Google Cloud SQL + Hikari CP + Communications link failure - google-cloud-sql

I'm experiencing intermittent connectivity errors from a Spring Boot application communicating with a D1 Google CloudSQL Server with the configuration settings described here HikariCP MySQL settings
I was wondering if anyone has encountered this before.
I've read the FAQ posted here Hikari FAQ and I'm wondering if my default idleTimeout and maxLifeTime (30 mins) settings might be at fault; wait_timeout and interactive_timeout on the server are both set to default 28800s (8 hours).
The FAQ says that these two settings should be about a minute less that the server settings, but if I'm losing connections after 30 minutes I can't quite see how upping the maxLifeTime to 7hrs 59mins is going to improve the situation.
Does anyone have any recommendations?
Redacted stack trace(s):
Get these from time to time
org.springframework.security.authentication.InternalAuthenticationServiceException: Could not get JDBC Connection; nested exception is java.sql.SQLException: Timeout after 30018ms of waiting for a connection.

+ + +

#### YOUR TASKS:
1. From the Cloud SQL thread, extract the stretch from "Google Cloud SQL" through "encountered this before.".
2. In the Cloud SQL thread, what are wait_timeout and interactive_timeout set to on the server?
3. Summarize the Cloud SQL thread in two sentences.
The rows that come next have nothing to do with the Cloud SQL thread.

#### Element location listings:
+ + +

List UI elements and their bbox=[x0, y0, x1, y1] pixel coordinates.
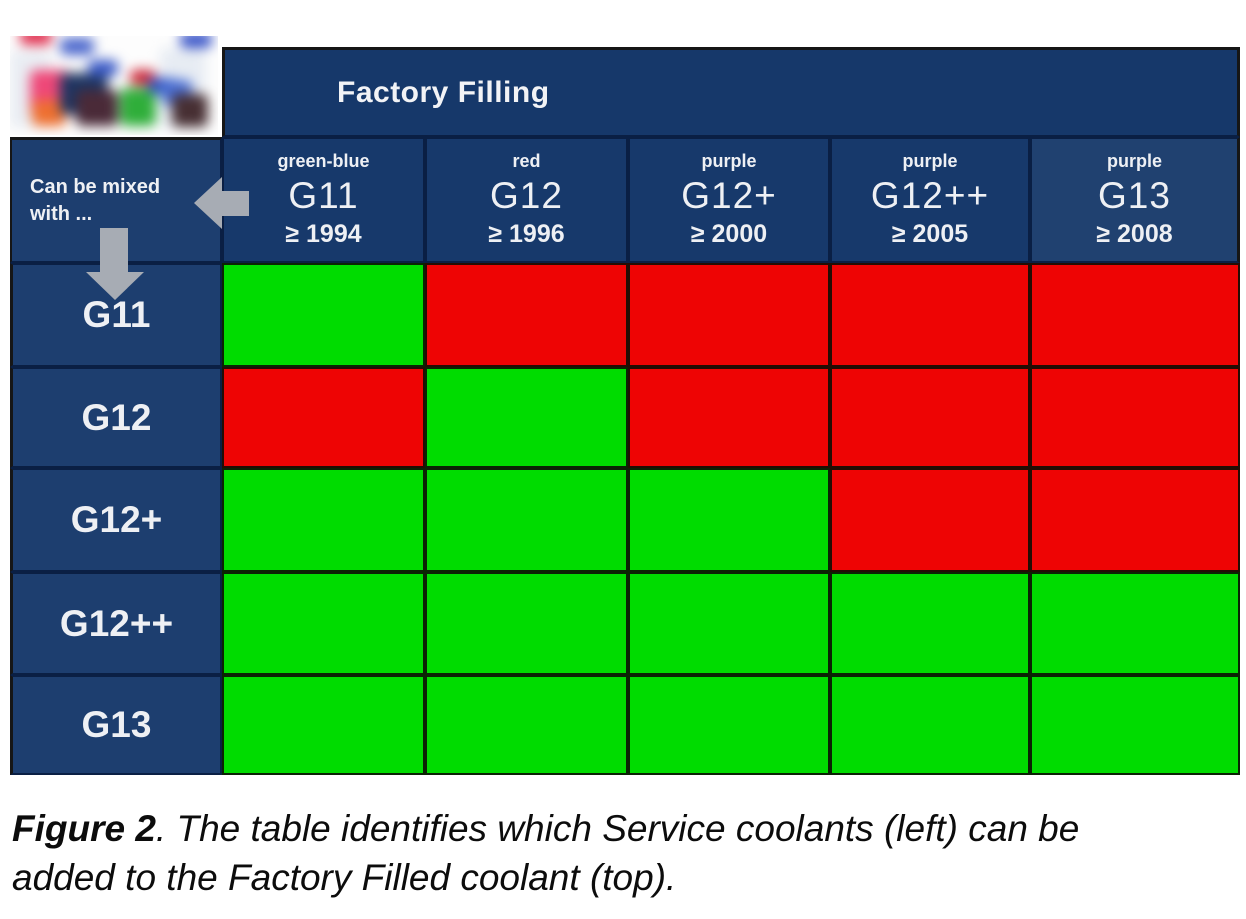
cell-G12+-in-G12+-yes bbox=[628, 468, 830, 572]
column-name: G13 bbox=[1098, 175, 1171, 216]
column-header-G12++: purple G12++ ≥ 2005 bbox=[830, 137, 1030, 263]
column-name: G12++ bbox=[870, 175, 990, 216]
factory-filling-header: Factory Filling bbox=[222, 47, 1240, 137]
arrow-down-icon bbox=[86, 272, 144, 300]
column-min-year: ≥ 1996 bbox=[488, 220, 565, 248]
cell-G13-in-G13-yes bbox=[1030, 675, 1240, 775]
cell-G12+-in-G13-no bbox=[1030, 468, 1240, 572]
caption-line2: added to the Factory Filled coolant (top… bbox=[12, 857, 677, 898]
column-name: G12+ bbox=[681, 175, 777, 216]
column-header-G13: purple G13 ≥ 2008 bbox=[1030, 137, 1240, 263]
cell-G11-in-G12++-no bbox=[830, 263, 1030, 367]
column-min-year: ≥ 2000 bbox=[690, 220, 768, 248]
cell-G11-in-G13-no bbox=[1030, 263, 1240, 367]
column-header-G12+: purple G12+ ≥ 2000 bbox=[628, 137, 830, 263]
cell-G12-in-G11-no bbox=[222, 367, 425, 468]
column-name: G12 bbox=[490, 175, 563, 216]
cell-G12++-in-G12-yes bbox=[425, 572, 628, 675]
cell-G12++-in-G13-yes bbox=[1030, 572, 1240, 675]
column-header-G12: red G12 ≥ 1996 bbox=[425, 137, 628, 263]
cell-G13-in-G11-yes bbox=[222, 675, 425, 775]
cell-G12+-in-G11-yes bbox=[222, 468, 425, 572]
cell-G11-in-G12+-no bbox=[628, 263, 830, 367]
column-color-word: green-blue bbox=[277, 151, 370, 171]
caption-line1: Figure 2. The table identifies which Ser… bbox=[12, 804, 1240, 853]
cell-G13-in-G12-yes bbox=[425, 675, 628, 775]
cell-G12-in-G12+-no bbox=[628, 367, 830, 468]
cell-G12+-in-G12++-no bbox=[830, 468, 1030, 572]
column-min-year: ≥ 2008 bbox=[1096, 220, 1173, 248]
arrow-down-shaft bbox=[100, 228, 128, 273]
cell-G13-in-G12++-yes bbox=[830, 675, 1030, 775]
column-min-year: ≥ 2005 bbox=[891, 220, 969, 248]
figure-caption: Figure 2. The table identifies which Ser… bbox=[12, 804, 1240, 902]
column-color-word: purple bbox=[701, 151, 757, 171]
column-name: G11 bbox=[288, 175, 359, 216]
cell-G12-in-G12++-no bbox=[830, 367, 1030, 468]
caption-figure-label: Figure 2 bbox=[12, 808, 156, 849]
row-label-G12++: G12++ bbox=[10, 572, 222, 675]
column-color-word: purple bbox=[902, 151, 958, 171]
column-color-word: purple bbox=[1106, 151, 1162, 171]
corner-label-line2: with ... bbox=[30, 203, 93, 225]
cell-G12-in-G13-no bbox=[1030, 367, 1240, 468]
cell-G12++-in-G12++-yes bbox=[830, 572, 1030, 675]
row-label-G12+: G12+ bbox=[10, 468, 222, 572]
cell-G12-in-G12-yes bbox=[425, 367, 628, 468]
cell-G11-in-G11-yes bbox=[222, 263, 425, 367]
corner-label-line1: Can be mixed bbox=[30, 176, 161, 198]
column-color-word: red bbox=[512, 151, 541, 171]
cell-G12+-in-G12-yes bbox=[425, 468, 628, 572]
row-label-G13: G13 bbox=[10, 675, 222, 775]
arrow-left-icon bbox=[194, 177, 222, 229]
coolant-bottles-photo bbox=[10, 36, 218, 135]
column-min-year: ≥ 1994 bbox=[285, 220, 362, 248]
column-header-G11: green-blue G11 ≥ 1994 bbox=[222, 137, 425, 263]
cell-G13-in-G12+-yes bbox=[628, 675, 830, 775]
compatibility-table: Factory Filling Can be mixed with ... gr… bbox=[10, 47, 1240, 775]
cell-G12++-in-G11-yes bbox=[222, 572, 425, 675]
coolant-bottles-blur bbox=[10, 36, 218, 135]
cell-G12++-in-G12+-yes bbox=[628, 572, 830, 675]
caption-line1-text: . The table identifies which Service coo… bbox=[155, 808, 1080, 849]
factory-filling-title: Factory Filling bbox=[337, 75, 550, 109]
row-label-G12: G12 bbox=[10, 367, 222, 468]
arrow-left-shaft bbox=[222, 191, 249, 216]
cell-G11-in-G12-no bbox=[425, 263, 628, 367]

+ + +

#### ANSWERS FOR THE EXERCISE:
1.
Google Cloud SQL + Hikari CP + Communications link failure - google-cloud-sql

I'm experiencing intermittent connectivity errors from a Spring Boot application communicating with a D1 Google CloudSQL Server with the configuration settings described here HikariCP MySQL settings
I was wondering if anyone has encountered this before.

2. Both are set to the default of 28800 seconds (8 hours).

3. The poster reports intermittent connectivity errors from a Spring Boot application talking to a D1 Google Cloud SQL server, including a timeout while waiting for a JDBC connection. Because the server timeouts are 8 hours, the poster suspects the default idleTimeout and maxLifeTime of 30 minutes and asks for recommendations.